• _Required task_: Retype the records below exactly as they appear, but leave out any pictures.

Begin Provided records

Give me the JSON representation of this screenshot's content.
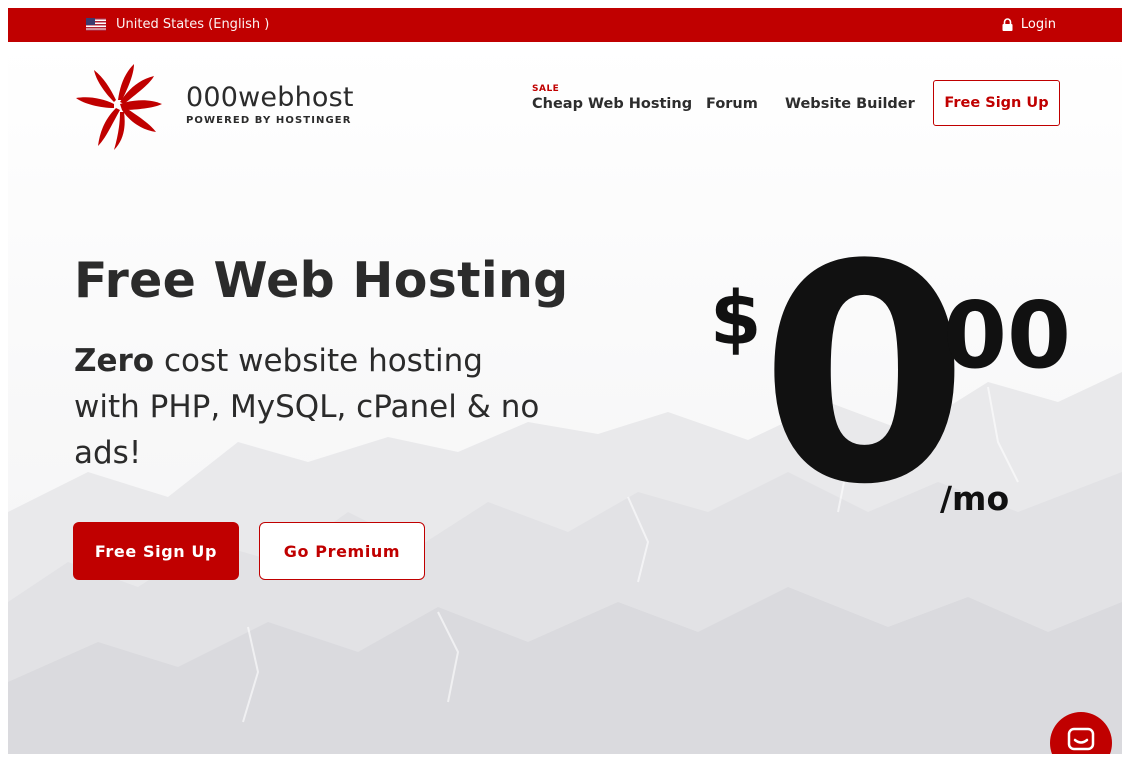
{
  "topbar": {
    "locale_label": "United States (English )",
    "login_label": "Login"
  },
  "header": {
    "logo_name": "000webhost",
    "logo_sub": "POWERED BY HOSTINGER",
    "nav": {
      "sale_tag": "SALE",
      "cheap_hosting": "Cheap Web Hosting",
      "forum": "Forum",
      "website_builder": "Website Builder",
      "signup": "Free Sign Up"
    }
  },
  "hero": {
    "title": "Free Web Hosting",
    "subtitle_bold": "Zero",
    "subtitle_rest": " cost website hosting with PHP, MySQL, cPanel & no ads!",
    "primary_button": "Free Sign Up",
    "secondary_button": "Go Premium"
  },
  "price": {
    "currency": "$",
    "integer": "0",
    "decimal": "00",
    "period": "/mo"
  },
  "colors": {
    "brand_red": "#c00000",
    "text_dark": "#2b2b2b"
  },
  "icons": [
    "us-flag-icon",
    "lock-icon",
    "swirl-logo-icon",
    "chat-icon"
  ]
}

End Provided records

• _Reply_:
Give me the JSON representation of this screenshot's content.
{
  "topbar": {
    "locale_label": "United States (English )",
    "login_label": "Login"
  },
  "header": {
    "logo_name": "000webhost",
    "logo_sub": "POWERED BY HOSTINGER",
    "nav": {
      "sale_tag": "SALE",
      "cheap_hosting": "Cheap Web Hosting",
      "forum": "Forum",
      "website_builder": "Website Builder",
      "signup": "Free Sign Up"
    }
  },
  "hero": {
    "title": "Free Web Hosting",
    "subtitle_bold": "Zero",
    "subtitle_rest": " cost website hosting with PHP, MySQL, cPanel & no ads!",
    "primary_button": "Free Sign Up",
    "secondary_button": "Go Premium"
  },
  "price": {
    "currency": "$",
    "integer": "0",
    "decimal": "00",
    "period": "/mo"
  },
  "colors": {
    "brand_red": "#c00000",
    "text_dark": "#2b2b2b"
  },
  "icons": [
    "us-flag-icon",
    "lock-icon",
    "swirl-logo-icon",
    "chat-icon"
  ]
}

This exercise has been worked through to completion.